• Exercise: List each line of the data that holds the string "document", please.

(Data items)
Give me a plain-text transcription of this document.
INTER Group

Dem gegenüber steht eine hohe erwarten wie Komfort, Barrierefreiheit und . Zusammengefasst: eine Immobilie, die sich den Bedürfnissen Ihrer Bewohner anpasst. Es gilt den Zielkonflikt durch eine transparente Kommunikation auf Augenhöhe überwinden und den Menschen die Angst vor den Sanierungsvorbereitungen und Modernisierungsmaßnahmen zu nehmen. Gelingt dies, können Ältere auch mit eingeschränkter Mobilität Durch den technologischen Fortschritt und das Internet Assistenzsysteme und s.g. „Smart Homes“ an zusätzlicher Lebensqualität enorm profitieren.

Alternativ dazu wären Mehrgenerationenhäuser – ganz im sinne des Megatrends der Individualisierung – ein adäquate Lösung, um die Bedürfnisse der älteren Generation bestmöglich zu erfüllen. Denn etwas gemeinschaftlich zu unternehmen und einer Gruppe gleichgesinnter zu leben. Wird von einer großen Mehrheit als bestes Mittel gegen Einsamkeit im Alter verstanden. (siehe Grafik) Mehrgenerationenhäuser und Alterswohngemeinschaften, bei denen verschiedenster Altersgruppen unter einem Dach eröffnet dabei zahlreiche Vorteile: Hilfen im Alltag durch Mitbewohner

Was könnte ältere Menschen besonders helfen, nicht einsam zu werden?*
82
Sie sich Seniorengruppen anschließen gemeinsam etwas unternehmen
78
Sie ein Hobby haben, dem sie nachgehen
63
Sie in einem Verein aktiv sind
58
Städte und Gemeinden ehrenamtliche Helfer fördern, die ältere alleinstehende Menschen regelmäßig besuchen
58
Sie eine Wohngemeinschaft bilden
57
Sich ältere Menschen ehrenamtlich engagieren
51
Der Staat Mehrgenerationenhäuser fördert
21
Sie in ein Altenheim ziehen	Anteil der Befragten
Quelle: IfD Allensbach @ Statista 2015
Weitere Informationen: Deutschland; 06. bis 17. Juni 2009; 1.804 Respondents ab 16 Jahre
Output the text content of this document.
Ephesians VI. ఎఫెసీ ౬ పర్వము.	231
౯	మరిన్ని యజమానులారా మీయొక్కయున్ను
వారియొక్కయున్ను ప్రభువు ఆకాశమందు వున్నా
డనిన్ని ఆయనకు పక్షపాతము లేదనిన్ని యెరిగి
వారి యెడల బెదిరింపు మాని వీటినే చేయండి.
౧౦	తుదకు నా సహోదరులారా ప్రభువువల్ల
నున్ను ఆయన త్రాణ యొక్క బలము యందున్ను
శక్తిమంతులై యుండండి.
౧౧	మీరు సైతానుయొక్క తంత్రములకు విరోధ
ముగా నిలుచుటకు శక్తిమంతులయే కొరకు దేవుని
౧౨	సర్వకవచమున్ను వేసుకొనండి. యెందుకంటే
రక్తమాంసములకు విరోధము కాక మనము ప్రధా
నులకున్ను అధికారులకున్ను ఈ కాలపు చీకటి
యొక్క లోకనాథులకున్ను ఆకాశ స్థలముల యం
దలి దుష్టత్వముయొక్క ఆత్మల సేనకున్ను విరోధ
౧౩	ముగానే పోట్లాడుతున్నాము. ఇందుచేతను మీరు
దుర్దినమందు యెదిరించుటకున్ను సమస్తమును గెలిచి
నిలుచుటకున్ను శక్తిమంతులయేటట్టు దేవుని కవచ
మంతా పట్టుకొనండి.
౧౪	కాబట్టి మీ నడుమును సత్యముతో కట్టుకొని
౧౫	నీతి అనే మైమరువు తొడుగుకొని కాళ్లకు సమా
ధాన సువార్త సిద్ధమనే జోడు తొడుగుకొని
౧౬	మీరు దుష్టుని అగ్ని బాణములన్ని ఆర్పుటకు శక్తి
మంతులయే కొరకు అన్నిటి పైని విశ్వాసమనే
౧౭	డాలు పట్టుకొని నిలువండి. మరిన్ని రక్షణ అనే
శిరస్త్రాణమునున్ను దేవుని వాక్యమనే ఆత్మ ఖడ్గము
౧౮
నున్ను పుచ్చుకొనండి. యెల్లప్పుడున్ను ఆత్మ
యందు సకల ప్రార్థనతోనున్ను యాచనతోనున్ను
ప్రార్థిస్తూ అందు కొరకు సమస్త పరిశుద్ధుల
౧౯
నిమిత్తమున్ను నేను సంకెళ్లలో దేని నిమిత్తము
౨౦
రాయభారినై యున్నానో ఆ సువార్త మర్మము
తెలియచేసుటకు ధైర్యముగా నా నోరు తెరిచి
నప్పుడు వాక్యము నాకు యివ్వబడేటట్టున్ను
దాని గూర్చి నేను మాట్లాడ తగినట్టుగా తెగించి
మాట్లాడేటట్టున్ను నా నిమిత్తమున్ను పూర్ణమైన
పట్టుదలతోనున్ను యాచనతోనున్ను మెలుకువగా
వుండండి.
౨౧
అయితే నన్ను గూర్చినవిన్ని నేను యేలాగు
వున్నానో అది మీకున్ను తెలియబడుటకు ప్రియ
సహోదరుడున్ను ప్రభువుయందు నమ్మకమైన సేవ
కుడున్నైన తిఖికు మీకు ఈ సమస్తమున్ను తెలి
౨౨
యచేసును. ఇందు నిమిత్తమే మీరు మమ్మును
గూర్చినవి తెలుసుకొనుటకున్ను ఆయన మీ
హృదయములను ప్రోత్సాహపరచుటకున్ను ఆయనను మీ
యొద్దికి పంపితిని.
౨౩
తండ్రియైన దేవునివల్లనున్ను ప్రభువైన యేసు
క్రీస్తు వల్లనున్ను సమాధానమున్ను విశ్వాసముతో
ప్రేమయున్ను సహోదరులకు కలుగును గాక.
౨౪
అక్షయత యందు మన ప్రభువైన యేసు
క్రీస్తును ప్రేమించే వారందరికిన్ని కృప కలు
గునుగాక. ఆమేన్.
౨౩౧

• Output of the task:
Give me a plain-text transcription of this document.
Output the text content of this document.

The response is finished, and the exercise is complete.